Data items
## BEGIN
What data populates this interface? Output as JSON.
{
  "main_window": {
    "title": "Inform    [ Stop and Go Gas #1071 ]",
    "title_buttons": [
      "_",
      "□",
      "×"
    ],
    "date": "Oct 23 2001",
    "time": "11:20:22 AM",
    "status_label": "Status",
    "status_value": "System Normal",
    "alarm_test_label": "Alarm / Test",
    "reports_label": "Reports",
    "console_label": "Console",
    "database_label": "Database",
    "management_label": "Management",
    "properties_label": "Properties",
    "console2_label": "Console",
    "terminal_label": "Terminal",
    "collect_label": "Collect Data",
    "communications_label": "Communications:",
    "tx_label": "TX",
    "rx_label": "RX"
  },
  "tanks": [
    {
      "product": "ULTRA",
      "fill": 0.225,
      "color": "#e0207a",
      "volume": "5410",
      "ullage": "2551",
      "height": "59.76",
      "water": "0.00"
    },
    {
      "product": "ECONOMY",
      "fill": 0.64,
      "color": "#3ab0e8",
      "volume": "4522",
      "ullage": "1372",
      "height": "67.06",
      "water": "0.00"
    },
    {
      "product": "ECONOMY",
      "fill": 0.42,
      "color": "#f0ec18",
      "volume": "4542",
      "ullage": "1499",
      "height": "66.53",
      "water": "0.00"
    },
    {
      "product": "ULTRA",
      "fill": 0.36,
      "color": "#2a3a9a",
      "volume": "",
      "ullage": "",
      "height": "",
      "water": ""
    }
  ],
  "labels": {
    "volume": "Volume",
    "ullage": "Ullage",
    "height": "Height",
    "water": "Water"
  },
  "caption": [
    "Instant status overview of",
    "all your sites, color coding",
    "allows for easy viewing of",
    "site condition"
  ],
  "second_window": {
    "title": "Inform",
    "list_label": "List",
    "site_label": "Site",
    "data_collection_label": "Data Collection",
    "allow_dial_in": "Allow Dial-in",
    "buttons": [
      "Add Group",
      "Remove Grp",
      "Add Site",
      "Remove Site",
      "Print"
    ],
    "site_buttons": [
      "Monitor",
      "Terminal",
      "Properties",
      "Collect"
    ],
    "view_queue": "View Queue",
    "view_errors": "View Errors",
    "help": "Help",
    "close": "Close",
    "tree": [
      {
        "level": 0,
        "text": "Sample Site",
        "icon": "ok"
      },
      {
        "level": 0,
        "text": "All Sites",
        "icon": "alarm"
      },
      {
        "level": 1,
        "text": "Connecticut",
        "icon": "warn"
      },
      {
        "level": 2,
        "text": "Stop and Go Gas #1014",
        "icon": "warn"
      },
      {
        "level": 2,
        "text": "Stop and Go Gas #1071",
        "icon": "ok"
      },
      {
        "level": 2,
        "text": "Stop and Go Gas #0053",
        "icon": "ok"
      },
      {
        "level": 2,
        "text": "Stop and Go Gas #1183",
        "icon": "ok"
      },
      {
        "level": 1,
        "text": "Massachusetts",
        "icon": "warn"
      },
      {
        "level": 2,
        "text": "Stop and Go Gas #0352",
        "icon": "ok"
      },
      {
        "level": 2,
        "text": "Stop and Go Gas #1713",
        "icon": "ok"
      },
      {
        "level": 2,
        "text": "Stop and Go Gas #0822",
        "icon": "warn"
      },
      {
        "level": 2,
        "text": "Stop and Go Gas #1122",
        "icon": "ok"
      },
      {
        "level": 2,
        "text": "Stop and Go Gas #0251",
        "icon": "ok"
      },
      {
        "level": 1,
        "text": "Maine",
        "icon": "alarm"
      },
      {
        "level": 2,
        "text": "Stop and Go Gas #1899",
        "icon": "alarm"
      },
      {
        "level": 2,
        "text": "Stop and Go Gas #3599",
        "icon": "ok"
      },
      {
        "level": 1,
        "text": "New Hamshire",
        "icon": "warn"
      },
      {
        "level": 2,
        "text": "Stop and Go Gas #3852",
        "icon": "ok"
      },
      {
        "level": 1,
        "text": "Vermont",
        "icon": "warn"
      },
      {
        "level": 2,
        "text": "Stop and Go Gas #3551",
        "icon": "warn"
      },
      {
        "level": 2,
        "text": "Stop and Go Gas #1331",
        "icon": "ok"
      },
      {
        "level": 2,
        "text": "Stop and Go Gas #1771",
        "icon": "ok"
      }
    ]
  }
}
## END
Each entry is to be returned in full, character for character.

What data populates this interface? Output as JSON.
{
  "main_window": {
    "title": "Inform    [ Stop and Go Gas #1071 ]",
    "title_buttons": [
      "_",
      "□",
      "×"
    ],
    "date": "Oct 23 2001",
    "time": "11:20:22 AM",
    "status_label": "Status",
    "status_value": "System Normal",
    "alarm_test_label": "Alarm / Test",
    "reports_label": "Reports",
    "console_label": "Console",
    "database_label": "Database",
    "management_label": "Management",
    "properties_label": "Properties",
    "console2_label": "Console",
    "terminal_label": "Terminal",
    "collect_label": "Collect Data",
    "communications_label": "Communications:",
    "tx_label": "TX",
    "rx_label": "RX"
  },
  "tanks": [
    {
      "product": "ULTRA",
      "fill": 0.225,
      "color": "#e0207a",
      "volume": "5410",
      "ullage": "2551",
      "height": "59.76",
      "water": "0.00"
    },
    {
      "product": "ECONOMY",
      "fill": 0.64,
      "color": "#3ab0e8",
      "volume": "4522",
      "ullage": "1372",
      "height": "67.06",
      "water": "0.00"
    },
    {
      "product": "ECONOMY",
      "fill": 0.42,
      "color": "#f0ec18",
      "volume": "4542",
      "ullage": "1499",
      "height": "66.53",
      "water": "0.00"
    },
    {
      "product": "ULTRA",
      "fill": 0.36,
      "color": "#2a3a9a",
      "volume": "",
      "ullage": "",
      "height": "",
      "water": ""
    }
  ],
  "labels": {
    "volume": "Volume",
    "ullage": "Ullage",
    "height": "Height",
    "water": "Water"
  },
  "caption": [
    "Instant status overview of",
    "all your sites, color coding",
    "allows for easy viewing of",
    "site condition"
  ],
  "second_window": {
    "title": "Inform",
    "list_label": "List",
    "site_label": "Site",
    "data_collection_label": "Data Collection",
    "allow_dial_in": "Allow Dial-in",
    "buttons": [
      "Add Group",
      "Remove Grp",
      "Add Site",
      "Remove Site",
      "Print"
    ],
    "site_buttons": [
      "Monitor",
      "Terminal",
      "Properties",
      "Collect"
    ],
    "view_queue": "View Queue",
    "view_errors": "View Errors",
    "help": "Help",
    "close": "Close",
    "tree": [
      {
        "level": 0,
        "text": "Sample Site",
        "icon": "ok"
      },
      {
        "level": 0,
        "text": "All Sites",
        "icon": "alarm"
      },
      {
        "level": 1,
        "text": "Connecticut",
        "icon": "warn"
      },
      {
        "level": 2,
        "text": "Stop and Go Gas #1014",
        "icon": "warn"
      },
      {
        "level": 2,
        "text": "Stop and Go Gas #1071",
        "icon": "ok"
      },
      {
        "level": 2,
        "text": "Stop and Go Gas #0053",
        "icon": "ok"
      },
      {
        "level": 2,
        "text": "Stop and Go Gas #1183",
        "icon": "ok"
      },
      {
        "level": 1,
        "text": "Massachusetts",
        "icon": "warn"
      },
      {
        "level": 2,
        "text": "Stop and Go Gas #0352",
        "icon": "ok"
      },
      {
        "level": 2,
        "text": "Stop and Go Gas #1713",
        "icon": "ok"
      },
      {
        "level": 2,
        "text": "Stop and Go Gas #0822",
        "icon": "warn"
      },
      {
        "level": 2,
        "text": "Stop and Go Gas #1122",
        "icon": "ok"
      },
      {
        "level": 2,
        "text": "Stop and Go Gas #0251",
        "icon": "ok"
      },
      {
        "level": 1,
        "text": "Maine",
        "icon": "alarm"
      },
      {
        "level": 2,
        "text": "Stop and Go Gas #1899",
        "icon": "alarm"
      },
      {
        "level": 2,
        "text": "Stop and Go Gas #3599",
        "icon": "ok"
      },
      {
        "level": 1,
        "text": "New Hamshire",
        "icon": "warn"
      },
      {
        "level": 2,
        "text": "Stop and Go Gas #3852",
        "icon": "ok"
      },
      {
        "level": 1,
        "text": "Vermont",
        "icon": "warn"
      },
      {
        "level": 2,
        "text": "Stop and Go Gas #3551",
        "icon": "warn"
      },
      {
        "level": 2,
        "text": "Stop and Go Gas #1331",
        "icon": "ok"
      },
      {
        "level": 2,
        "text": "Stop and Go Gas #1771",
        "icon": "ok"
      }
    ]
  }
}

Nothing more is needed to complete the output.